→ RECORD EXTRACTS:
::::::::::

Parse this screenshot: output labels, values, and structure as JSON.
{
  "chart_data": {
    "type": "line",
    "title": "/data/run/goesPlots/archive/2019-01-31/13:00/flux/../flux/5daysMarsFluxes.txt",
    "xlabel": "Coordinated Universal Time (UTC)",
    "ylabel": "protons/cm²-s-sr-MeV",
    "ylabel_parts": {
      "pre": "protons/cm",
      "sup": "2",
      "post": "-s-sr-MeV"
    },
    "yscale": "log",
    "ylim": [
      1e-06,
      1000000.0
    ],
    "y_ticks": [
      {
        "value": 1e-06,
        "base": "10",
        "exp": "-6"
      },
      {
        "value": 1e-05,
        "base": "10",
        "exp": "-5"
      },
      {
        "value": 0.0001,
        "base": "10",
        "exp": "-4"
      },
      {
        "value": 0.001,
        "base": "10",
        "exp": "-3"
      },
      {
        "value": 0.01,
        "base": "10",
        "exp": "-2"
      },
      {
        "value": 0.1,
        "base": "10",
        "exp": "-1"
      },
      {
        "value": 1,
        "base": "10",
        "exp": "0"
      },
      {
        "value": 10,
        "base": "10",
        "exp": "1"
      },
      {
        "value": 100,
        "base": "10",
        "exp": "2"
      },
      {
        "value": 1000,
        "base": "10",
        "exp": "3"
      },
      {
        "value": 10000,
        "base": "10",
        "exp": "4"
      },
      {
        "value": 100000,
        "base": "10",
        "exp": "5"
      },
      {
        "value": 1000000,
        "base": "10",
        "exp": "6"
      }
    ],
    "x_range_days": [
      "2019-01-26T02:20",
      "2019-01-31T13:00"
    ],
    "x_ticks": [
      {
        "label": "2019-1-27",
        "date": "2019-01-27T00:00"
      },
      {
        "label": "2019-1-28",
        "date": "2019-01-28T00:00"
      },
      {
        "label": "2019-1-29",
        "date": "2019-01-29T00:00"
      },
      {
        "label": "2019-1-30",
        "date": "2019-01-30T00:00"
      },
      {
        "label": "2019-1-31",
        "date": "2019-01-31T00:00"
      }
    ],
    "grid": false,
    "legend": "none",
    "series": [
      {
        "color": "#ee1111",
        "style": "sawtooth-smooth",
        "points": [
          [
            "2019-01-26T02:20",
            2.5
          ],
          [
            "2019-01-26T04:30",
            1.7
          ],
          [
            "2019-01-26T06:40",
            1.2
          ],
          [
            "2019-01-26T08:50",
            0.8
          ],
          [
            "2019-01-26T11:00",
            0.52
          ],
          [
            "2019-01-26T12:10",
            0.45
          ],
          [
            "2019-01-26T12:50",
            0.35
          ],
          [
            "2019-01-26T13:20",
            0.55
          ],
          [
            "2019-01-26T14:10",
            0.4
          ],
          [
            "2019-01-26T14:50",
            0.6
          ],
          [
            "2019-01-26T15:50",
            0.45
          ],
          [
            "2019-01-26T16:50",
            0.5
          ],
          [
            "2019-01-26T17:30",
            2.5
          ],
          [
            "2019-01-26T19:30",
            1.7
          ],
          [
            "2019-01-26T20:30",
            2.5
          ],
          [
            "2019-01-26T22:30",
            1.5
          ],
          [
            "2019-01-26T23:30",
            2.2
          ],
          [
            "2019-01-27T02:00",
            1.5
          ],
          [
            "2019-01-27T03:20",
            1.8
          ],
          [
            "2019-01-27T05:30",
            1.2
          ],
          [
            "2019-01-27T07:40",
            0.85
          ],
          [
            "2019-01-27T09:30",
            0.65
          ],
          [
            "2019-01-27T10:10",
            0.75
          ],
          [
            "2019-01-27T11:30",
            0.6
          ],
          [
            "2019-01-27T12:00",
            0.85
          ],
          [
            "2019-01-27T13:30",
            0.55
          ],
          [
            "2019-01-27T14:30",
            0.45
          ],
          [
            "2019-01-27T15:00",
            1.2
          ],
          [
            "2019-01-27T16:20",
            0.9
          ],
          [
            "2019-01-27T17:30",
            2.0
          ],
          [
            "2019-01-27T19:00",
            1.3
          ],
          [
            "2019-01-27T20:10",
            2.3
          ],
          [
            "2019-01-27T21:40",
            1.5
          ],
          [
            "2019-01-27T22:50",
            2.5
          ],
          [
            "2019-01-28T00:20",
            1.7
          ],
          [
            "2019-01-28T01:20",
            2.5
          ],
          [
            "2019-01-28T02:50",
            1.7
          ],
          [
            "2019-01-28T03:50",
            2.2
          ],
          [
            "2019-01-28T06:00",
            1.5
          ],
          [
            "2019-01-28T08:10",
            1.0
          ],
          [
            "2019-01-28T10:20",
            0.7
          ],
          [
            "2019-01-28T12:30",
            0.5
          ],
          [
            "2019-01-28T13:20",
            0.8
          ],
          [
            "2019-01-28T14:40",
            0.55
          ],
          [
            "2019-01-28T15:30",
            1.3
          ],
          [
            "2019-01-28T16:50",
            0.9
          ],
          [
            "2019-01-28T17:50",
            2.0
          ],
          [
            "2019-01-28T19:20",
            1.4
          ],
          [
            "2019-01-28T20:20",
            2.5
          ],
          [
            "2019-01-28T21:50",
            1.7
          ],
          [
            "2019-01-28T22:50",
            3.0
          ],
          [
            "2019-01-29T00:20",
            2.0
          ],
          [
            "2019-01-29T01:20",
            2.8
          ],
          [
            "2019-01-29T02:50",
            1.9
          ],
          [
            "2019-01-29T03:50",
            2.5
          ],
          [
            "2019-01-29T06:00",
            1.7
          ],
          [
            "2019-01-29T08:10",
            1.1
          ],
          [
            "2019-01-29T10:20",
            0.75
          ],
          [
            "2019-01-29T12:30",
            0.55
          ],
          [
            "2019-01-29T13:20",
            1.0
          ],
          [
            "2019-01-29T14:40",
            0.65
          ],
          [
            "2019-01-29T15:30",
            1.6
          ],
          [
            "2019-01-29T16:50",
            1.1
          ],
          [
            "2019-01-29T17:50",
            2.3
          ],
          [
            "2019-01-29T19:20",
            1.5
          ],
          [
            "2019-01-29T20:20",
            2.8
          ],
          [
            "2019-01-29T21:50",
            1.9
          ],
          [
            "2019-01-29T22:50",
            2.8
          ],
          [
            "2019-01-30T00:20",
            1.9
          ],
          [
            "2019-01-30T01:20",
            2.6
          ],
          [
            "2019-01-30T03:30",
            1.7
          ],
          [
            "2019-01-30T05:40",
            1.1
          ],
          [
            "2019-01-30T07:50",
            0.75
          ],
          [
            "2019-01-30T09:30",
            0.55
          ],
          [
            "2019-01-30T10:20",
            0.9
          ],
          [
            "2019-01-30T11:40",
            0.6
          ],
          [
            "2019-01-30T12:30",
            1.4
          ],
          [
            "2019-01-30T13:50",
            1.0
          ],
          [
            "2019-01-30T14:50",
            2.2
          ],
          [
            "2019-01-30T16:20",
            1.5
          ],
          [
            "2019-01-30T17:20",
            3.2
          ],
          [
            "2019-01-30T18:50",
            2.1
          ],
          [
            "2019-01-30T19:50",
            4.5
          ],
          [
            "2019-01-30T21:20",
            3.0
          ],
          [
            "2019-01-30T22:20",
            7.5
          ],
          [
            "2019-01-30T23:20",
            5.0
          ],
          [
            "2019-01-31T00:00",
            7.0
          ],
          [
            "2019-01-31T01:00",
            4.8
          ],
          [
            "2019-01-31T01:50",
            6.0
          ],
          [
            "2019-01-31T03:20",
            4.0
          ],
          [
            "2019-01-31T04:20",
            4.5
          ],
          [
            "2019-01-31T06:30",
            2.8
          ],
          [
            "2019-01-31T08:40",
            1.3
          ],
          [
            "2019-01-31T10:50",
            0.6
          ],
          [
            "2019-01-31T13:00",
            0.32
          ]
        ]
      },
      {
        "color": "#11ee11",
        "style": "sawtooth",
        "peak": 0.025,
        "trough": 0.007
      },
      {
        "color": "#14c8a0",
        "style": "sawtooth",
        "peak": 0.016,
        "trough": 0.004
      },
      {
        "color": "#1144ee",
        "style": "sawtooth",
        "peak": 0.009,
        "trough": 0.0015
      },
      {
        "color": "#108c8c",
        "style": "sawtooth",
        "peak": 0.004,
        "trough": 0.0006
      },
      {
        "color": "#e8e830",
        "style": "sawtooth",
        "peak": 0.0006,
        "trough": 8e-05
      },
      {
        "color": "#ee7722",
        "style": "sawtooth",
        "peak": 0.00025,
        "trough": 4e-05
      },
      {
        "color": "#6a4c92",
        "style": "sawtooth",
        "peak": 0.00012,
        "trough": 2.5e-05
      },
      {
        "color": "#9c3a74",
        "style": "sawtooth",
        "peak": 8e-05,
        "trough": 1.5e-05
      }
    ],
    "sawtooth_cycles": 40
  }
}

::::::::::

→ SET EXERCISE:
Copy out all lines from the material above that contain the string "protons".

→ OUTPUT FOR THIS EXERCISE:
    "ylabel": "protons/cm²-s-sr-MeV",
      "pre": "protons/cm",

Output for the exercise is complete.